Instructions for the task
Copy all entries without alteration and skip the pictures they hold.

Given information
★ ★ ★
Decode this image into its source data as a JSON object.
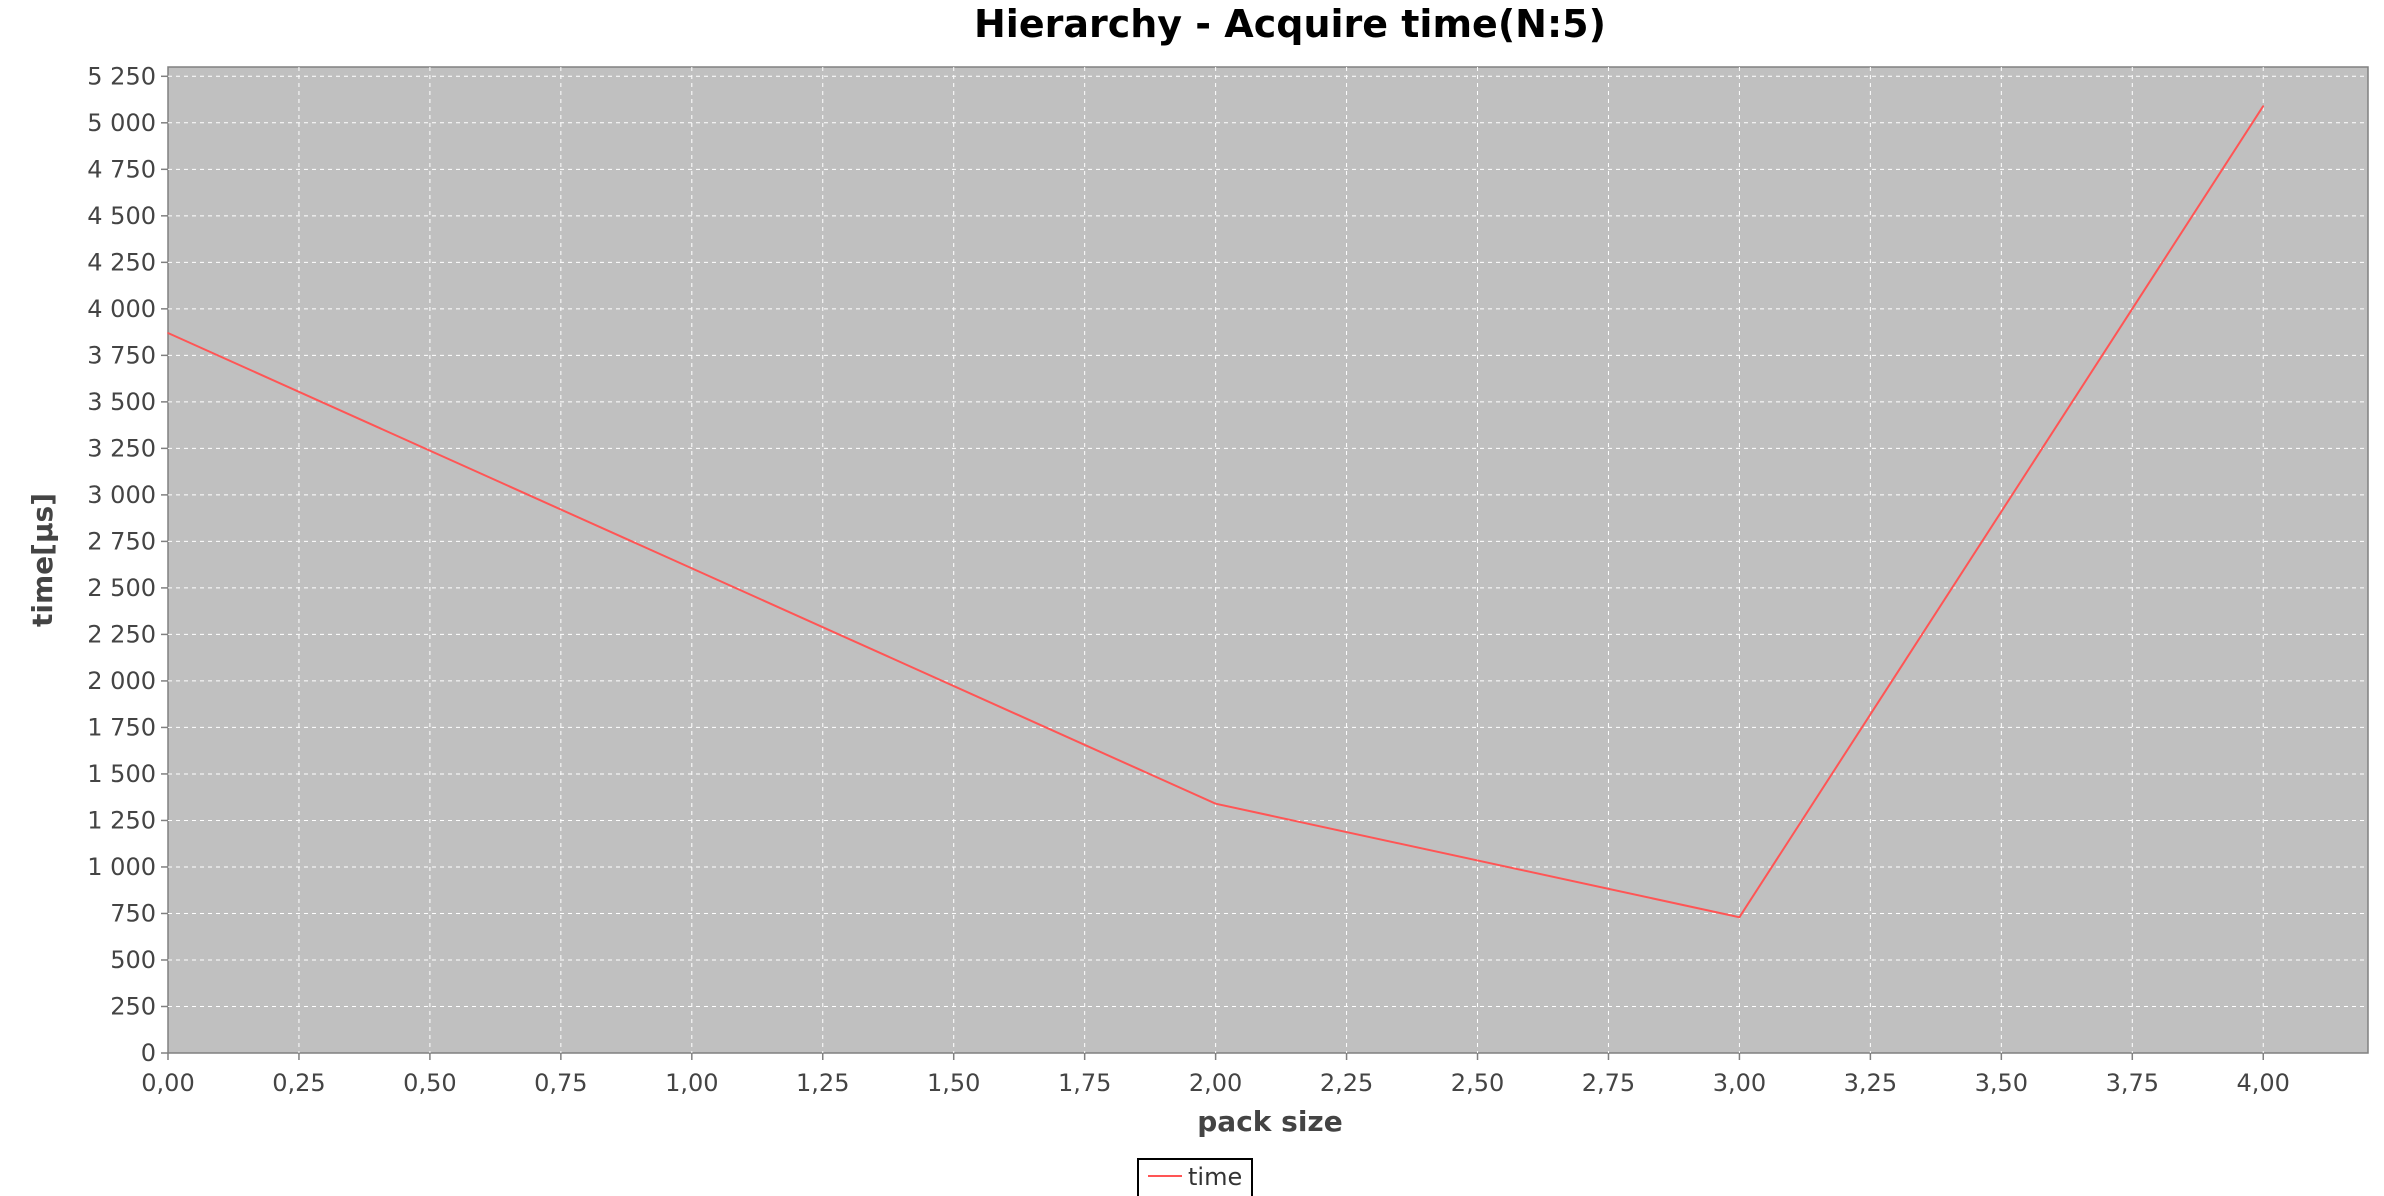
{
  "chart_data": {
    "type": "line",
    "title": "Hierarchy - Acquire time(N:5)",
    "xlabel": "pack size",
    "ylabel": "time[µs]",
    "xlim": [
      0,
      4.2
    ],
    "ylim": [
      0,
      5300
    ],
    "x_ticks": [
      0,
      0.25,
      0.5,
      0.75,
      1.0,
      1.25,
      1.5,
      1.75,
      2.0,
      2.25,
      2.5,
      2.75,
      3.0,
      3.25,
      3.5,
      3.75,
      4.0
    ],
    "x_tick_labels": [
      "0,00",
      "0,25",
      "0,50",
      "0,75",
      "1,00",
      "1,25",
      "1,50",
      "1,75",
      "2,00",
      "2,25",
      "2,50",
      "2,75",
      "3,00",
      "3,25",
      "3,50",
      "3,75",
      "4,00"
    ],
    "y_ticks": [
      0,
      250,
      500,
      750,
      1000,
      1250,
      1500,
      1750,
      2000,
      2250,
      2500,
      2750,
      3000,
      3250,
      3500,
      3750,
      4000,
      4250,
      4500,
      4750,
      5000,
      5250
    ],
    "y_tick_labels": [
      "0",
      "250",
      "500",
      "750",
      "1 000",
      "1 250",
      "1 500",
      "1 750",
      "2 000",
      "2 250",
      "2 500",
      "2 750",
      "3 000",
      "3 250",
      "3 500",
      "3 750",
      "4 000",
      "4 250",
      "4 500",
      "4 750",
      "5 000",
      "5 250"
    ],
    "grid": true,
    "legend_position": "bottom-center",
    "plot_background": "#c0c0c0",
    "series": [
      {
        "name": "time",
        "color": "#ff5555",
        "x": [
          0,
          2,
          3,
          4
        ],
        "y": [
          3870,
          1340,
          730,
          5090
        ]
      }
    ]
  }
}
★ ★ ★
In response
Decode this image into its source data as a JSON object.
{
  "chart_data": {
    "type": "line",
    "title": "Hierarchy - Acquire time(N:5)",
    "xlabel": "pack size",
    "ylabel": "time[µs]",
    "xlim": [
      0,
      4.2
    ],
    "ylim": [
      0,
      5300
    ],
    "x_ticks": [
      0,
      0.25,
      0.5,
      0.75,
      1.0,
      1.25,
      1.5,
      1.75,
      2.0,
      2.25,
      2.5,
      2.75,
      3.0,
      3.25,
      3.5,
      3.75,
      4.0
    ],
    "x_tick_labels": [
      "0,00",
      "0,25",
      "0,50",
      "0,75",
      "1,00",
      "1,25",
      "1,50",
      "1,75",
      "2,00",
      "2,25",
      "2,50",
      "2,75",
      "3,00",
      "3,25",
      "3,50",
      "3,75",
      "4,00"
    ],
    "y_ticks": [
      0,
      250,
      500,
      750,
      1000,
      1250,
      1500,
      1750,
      2000,
      2250,
      2500,
      2750,
      3000,
      3250,
      3500,
      3750,
      4000,
      4250,
      4500,
      4750,
      5000,
      5250
    ],
    "y_tick_labels": [
      "0",
      "250",
      "500",
      "750",
      "1 000",
      "1 250",
      "1 500",
      "1 750",
      "2 000",
      "2 250",
      "2 500",
      "2 750",
      "3 000",
      "3 250",
      "3 500",
      "3 750",
      "4 000",
      "4 250",
      "4 500",
      "4 750",
      "5 000",
      "5 250"
    ],
    "grid": true,
    "legend_position": "bottom-center",
    "plot_background": "#c0c0c0",
    "series": [
      {
        "name": "time",
        "color": "#ff5555",
        "x": [
          0,
          2,
          3,
          4
        ],
        "y": [
          3870,
          1340,
          730,
          5090
        ]
      }
    ]
  }
}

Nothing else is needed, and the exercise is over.